(Figure record extracts)
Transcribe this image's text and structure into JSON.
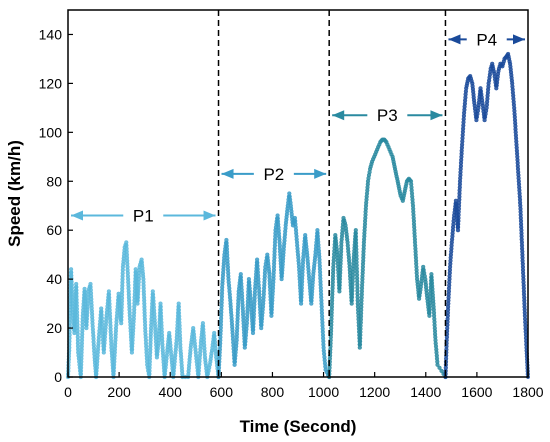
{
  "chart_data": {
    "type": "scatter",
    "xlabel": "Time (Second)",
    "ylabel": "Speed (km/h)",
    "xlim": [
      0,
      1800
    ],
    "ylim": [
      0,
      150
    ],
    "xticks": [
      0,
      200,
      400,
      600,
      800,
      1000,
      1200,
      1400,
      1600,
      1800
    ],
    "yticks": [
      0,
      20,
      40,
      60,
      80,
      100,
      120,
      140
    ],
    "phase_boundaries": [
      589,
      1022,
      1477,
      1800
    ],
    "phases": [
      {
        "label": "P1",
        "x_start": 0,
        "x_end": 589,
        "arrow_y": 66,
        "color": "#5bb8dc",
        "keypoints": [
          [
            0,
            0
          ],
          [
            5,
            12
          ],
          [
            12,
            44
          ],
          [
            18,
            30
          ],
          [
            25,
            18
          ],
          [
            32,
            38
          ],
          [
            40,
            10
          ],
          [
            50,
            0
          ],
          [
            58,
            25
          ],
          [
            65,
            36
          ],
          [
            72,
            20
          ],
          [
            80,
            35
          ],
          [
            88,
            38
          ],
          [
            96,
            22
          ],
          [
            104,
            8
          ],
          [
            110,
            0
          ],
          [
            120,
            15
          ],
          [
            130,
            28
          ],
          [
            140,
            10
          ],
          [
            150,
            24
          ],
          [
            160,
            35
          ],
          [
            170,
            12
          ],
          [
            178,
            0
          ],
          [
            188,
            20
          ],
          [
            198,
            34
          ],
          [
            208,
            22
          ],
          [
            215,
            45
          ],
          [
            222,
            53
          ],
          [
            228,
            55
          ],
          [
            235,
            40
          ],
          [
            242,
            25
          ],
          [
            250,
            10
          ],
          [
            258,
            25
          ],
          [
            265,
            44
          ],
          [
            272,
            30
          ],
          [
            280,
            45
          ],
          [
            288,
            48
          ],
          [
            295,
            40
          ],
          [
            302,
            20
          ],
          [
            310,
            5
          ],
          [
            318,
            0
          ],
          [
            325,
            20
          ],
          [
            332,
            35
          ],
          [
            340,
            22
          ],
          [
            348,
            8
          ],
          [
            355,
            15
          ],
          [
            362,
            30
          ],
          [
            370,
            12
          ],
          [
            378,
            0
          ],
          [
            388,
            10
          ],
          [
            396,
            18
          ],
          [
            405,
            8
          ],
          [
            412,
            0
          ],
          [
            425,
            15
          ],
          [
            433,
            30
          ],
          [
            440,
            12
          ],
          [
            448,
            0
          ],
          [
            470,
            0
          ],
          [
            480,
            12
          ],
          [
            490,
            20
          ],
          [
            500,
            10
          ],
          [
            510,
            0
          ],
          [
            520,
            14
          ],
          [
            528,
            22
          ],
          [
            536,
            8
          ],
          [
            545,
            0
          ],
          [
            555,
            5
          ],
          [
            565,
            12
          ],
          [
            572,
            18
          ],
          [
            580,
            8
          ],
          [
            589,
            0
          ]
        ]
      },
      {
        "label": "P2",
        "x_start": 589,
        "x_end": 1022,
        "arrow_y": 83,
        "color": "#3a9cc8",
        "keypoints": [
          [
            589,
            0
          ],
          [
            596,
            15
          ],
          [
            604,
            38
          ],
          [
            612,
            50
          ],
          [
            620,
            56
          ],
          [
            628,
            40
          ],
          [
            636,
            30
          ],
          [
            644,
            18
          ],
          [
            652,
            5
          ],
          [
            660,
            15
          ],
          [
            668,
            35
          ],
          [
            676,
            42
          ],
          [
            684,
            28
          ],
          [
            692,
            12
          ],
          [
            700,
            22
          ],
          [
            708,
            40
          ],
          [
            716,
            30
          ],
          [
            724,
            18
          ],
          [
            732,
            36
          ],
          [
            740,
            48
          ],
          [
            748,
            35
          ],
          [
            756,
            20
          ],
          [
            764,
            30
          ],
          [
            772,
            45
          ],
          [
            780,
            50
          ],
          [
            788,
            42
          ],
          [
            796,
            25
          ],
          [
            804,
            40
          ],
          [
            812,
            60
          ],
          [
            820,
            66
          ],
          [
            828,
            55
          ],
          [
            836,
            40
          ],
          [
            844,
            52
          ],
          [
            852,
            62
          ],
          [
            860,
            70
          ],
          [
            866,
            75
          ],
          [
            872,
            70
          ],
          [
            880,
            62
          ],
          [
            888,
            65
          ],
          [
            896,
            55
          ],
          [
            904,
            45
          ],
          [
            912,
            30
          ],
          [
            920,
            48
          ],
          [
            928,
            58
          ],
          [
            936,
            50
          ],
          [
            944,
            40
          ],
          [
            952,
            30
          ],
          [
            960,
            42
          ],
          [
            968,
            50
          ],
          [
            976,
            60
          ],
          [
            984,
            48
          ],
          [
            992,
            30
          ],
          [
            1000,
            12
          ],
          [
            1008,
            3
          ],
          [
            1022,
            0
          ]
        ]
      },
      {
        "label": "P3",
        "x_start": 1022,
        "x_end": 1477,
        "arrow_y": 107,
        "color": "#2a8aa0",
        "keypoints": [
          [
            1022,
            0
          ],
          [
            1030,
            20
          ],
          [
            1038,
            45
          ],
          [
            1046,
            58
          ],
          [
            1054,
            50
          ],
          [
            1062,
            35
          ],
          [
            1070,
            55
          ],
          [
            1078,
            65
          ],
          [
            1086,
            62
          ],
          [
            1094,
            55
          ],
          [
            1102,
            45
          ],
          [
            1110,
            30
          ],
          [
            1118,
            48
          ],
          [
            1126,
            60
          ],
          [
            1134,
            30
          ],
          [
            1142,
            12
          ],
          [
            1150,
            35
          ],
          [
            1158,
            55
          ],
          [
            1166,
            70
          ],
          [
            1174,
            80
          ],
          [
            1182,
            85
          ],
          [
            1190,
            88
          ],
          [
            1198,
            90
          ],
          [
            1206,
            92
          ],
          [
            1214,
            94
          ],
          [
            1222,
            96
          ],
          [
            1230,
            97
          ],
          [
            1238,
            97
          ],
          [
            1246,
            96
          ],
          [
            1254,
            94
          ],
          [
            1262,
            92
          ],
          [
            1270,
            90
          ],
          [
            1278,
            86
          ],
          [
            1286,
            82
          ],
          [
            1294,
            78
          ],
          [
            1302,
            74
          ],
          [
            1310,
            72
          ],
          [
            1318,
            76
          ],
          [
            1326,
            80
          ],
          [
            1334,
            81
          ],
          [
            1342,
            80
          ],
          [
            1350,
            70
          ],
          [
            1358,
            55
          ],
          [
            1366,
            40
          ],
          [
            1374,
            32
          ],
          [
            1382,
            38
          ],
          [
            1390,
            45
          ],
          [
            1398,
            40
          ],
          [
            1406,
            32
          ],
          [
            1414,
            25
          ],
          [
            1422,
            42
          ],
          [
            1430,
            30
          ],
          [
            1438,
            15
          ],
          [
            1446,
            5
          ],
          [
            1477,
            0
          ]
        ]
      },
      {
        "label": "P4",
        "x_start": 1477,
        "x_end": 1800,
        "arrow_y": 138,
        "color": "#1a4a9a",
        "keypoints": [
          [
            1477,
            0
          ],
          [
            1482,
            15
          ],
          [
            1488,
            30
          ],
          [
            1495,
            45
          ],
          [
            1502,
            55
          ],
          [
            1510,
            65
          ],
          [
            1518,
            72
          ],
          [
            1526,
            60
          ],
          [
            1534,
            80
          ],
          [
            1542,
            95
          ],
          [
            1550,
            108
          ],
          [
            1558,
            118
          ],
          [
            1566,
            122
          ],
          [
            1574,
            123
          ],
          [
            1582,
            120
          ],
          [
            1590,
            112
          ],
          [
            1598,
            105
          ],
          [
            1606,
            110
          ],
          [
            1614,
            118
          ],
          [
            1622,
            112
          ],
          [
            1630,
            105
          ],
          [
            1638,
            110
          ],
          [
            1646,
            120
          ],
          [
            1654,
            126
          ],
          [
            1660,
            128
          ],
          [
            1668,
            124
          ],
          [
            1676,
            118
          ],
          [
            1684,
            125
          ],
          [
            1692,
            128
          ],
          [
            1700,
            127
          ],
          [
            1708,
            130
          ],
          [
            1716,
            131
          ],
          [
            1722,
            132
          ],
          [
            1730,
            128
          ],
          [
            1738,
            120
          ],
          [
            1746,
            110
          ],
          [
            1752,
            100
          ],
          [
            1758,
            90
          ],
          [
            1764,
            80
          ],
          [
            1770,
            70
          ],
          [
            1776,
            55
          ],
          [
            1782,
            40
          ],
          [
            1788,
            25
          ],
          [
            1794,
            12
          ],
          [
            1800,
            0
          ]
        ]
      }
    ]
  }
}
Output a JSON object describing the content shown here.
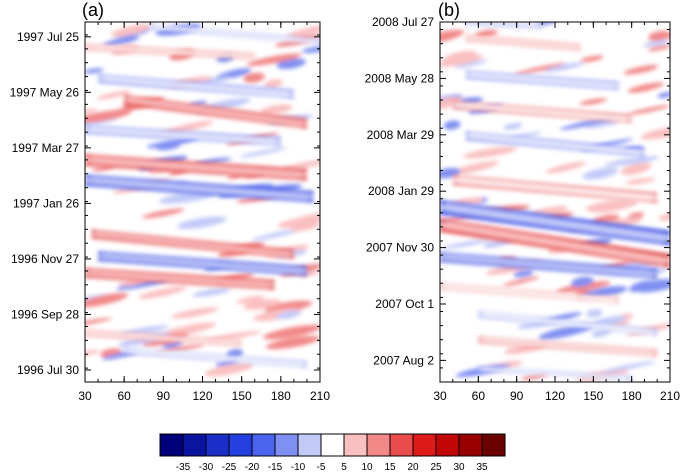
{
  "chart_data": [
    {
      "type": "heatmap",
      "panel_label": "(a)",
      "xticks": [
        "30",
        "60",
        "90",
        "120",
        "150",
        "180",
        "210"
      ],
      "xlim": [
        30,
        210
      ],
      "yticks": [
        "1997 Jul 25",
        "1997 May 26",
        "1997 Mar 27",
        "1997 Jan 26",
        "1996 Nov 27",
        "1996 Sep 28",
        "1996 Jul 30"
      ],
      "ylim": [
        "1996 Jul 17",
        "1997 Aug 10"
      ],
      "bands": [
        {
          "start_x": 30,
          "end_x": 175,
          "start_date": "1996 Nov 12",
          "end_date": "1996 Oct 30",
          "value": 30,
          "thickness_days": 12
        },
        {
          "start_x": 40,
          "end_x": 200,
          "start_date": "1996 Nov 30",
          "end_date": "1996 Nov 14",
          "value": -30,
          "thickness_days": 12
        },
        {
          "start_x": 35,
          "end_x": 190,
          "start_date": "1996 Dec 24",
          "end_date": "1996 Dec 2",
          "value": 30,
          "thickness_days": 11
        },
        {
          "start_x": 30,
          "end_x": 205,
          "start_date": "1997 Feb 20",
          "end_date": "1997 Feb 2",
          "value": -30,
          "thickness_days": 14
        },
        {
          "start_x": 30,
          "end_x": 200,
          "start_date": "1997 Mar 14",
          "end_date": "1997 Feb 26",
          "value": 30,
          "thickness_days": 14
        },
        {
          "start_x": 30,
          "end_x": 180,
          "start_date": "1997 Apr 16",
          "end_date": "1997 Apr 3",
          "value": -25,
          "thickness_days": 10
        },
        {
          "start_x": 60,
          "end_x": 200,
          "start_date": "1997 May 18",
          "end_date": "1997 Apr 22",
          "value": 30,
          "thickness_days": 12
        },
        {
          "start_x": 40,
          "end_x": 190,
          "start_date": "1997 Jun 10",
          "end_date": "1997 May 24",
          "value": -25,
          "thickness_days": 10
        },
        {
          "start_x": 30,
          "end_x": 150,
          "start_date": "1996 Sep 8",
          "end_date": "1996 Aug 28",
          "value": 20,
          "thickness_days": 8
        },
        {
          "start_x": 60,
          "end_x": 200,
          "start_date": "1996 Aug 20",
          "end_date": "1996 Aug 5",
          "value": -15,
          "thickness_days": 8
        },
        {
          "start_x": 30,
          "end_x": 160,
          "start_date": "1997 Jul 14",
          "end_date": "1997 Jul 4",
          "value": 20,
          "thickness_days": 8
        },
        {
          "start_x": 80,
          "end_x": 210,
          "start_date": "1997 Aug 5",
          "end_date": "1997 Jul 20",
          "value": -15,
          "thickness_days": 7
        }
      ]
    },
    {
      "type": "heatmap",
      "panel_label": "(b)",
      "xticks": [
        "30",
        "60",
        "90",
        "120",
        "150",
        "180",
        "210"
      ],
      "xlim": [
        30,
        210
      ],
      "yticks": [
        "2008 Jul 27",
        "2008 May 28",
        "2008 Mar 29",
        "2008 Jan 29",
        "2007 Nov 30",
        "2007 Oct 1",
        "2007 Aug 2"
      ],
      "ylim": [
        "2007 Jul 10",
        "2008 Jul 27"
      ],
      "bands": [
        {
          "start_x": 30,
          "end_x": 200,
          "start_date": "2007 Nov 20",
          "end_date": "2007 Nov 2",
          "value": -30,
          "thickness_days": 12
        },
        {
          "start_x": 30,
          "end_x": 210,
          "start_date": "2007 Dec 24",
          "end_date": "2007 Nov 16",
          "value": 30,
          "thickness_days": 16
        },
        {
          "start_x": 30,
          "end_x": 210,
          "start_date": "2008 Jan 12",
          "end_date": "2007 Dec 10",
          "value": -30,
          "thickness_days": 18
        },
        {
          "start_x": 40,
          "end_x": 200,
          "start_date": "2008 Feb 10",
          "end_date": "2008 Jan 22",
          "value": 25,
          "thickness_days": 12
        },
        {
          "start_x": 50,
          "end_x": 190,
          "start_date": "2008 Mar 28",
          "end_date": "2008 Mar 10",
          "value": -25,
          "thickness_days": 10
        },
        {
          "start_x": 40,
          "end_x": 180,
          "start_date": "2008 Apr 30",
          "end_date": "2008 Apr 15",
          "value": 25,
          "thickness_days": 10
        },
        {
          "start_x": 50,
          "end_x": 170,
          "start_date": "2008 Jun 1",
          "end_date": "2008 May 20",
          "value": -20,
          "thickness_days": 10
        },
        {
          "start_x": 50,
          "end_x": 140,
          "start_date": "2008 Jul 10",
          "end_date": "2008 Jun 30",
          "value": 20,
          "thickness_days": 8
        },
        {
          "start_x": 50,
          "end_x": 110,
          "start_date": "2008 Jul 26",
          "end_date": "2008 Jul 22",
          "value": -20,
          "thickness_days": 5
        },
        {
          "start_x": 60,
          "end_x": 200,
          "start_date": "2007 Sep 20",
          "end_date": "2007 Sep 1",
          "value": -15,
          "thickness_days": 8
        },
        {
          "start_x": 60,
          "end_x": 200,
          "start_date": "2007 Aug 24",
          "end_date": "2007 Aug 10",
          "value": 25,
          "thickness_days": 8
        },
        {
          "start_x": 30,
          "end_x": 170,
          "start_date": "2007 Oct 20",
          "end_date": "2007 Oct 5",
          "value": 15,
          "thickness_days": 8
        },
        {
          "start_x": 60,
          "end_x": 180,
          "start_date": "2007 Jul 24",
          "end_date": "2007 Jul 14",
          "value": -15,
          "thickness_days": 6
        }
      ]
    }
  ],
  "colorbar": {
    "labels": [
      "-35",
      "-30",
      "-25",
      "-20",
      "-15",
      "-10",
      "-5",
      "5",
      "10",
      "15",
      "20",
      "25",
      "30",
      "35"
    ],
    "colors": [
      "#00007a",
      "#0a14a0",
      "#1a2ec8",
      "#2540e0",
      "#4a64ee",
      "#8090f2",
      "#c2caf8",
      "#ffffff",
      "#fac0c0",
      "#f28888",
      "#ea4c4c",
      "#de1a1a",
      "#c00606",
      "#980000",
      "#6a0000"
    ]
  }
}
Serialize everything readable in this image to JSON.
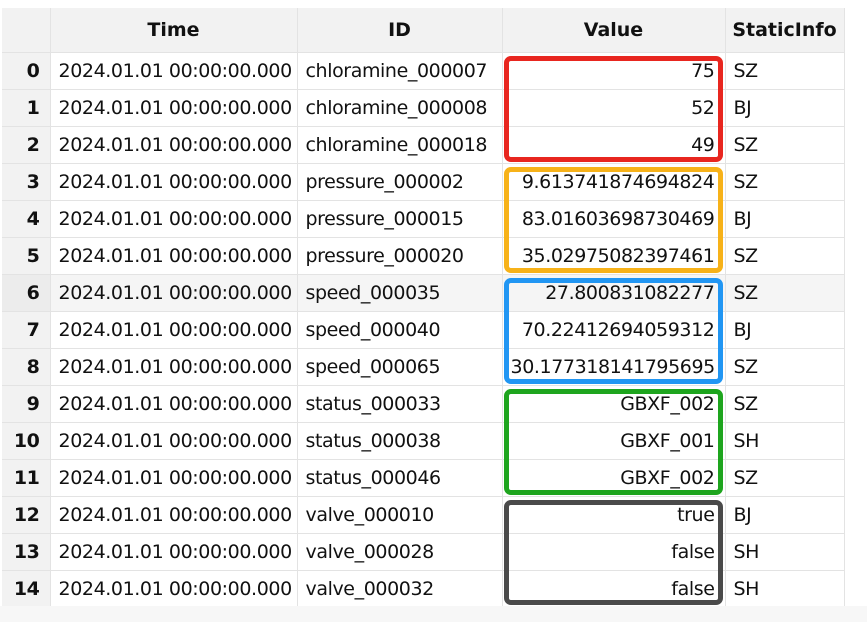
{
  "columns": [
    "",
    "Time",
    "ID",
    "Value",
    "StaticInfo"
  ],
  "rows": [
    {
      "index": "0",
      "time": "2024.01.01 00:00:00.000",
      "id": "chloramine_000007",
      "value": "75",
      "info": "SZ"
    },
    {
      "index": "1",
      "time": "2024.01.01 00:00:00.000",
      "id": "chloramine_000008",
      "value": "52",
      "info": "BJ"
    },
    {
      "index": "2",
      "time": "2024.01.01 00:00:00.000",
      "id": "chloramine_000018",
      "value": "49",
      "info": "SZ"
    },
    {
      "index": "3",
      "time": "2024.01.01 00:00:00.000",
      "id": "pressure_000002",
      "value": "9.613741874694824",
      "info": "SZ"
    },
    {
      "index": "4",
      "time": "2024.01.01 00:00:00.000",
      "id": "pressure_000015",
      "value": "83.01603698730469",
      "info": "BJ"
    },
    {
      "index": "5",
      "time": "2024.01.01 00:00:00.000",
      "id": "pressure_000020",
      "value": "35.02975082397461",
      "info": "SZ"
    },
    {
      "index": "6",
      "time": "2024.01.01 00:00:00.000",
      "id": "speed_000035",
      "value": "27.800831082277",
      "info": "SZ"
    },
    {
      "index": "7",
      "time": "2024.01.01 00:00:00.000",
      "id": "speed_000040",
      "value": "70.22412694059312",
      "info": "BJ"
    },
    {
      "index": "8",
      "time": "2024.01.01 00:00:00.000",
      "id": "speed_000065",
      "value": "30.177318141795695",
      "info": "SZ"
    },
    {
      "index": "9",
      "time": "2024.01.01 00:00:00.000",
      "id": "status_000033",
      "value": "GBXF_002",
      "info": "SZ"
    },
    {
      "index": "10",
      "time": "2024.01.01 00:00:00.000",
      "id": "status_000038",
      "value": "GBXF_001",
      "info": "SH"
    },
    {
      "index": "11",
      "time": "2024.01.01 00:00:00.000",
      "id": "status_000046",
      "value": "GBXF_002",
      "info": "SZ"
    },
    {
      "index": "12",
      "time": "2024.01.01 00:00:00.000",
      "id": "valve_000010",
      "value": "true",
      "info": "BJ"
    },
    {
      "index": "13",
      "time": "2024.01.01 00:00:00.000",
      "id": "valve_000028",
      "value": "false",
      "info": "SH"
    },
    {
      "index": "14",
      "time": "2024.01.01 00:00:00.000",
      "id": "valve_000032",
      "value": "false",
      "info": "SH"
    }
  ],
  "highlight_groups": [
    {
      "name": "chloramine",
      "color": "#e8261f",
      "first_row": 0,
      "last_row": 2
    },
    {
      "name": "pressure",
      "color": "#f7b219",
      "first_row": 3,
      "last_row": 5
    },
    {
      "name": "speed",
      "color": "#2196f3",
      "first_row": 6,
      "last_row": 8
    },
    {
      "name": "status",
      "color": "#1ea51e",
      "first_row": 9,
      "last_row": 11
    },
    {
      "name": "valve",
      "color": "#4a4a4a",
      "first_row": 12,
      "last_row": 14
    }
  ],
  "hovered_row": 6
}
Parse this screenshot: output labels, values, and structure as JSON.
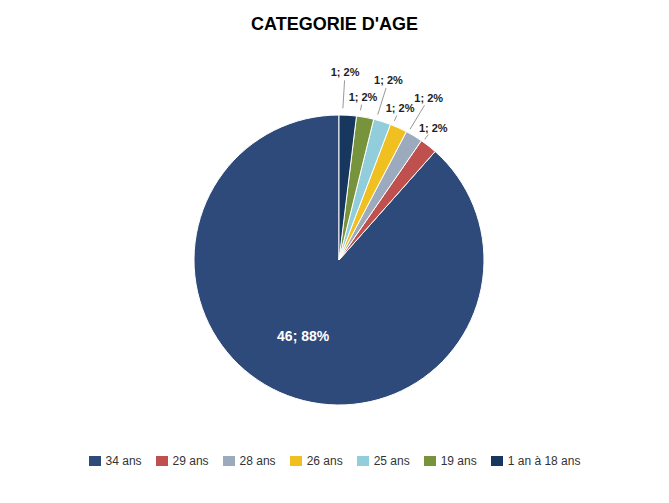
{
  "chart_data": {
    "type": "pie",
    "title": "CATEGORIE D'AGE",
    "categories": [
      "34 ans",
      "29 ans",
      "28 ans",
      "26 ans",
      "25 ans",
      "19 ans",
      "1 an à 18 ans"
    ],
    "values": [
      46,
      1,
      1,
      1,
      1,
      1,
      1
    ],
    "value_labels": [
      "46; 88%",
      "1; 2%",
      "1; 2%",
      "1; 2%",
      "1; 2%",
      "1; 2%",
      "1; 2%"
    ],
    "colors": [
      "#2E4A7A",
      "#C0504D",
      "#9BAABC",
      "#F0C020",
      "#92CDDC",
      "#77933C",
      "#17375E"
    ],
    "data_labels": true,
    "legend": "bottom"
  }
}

- _DIRECTION_
Using the listing above, return all lines where the word "image" occurs.

- _RESULT FOR THIS TASK_
Transcribe this image's text and structure into JSON.
Serialize everything readable in this image to JSON.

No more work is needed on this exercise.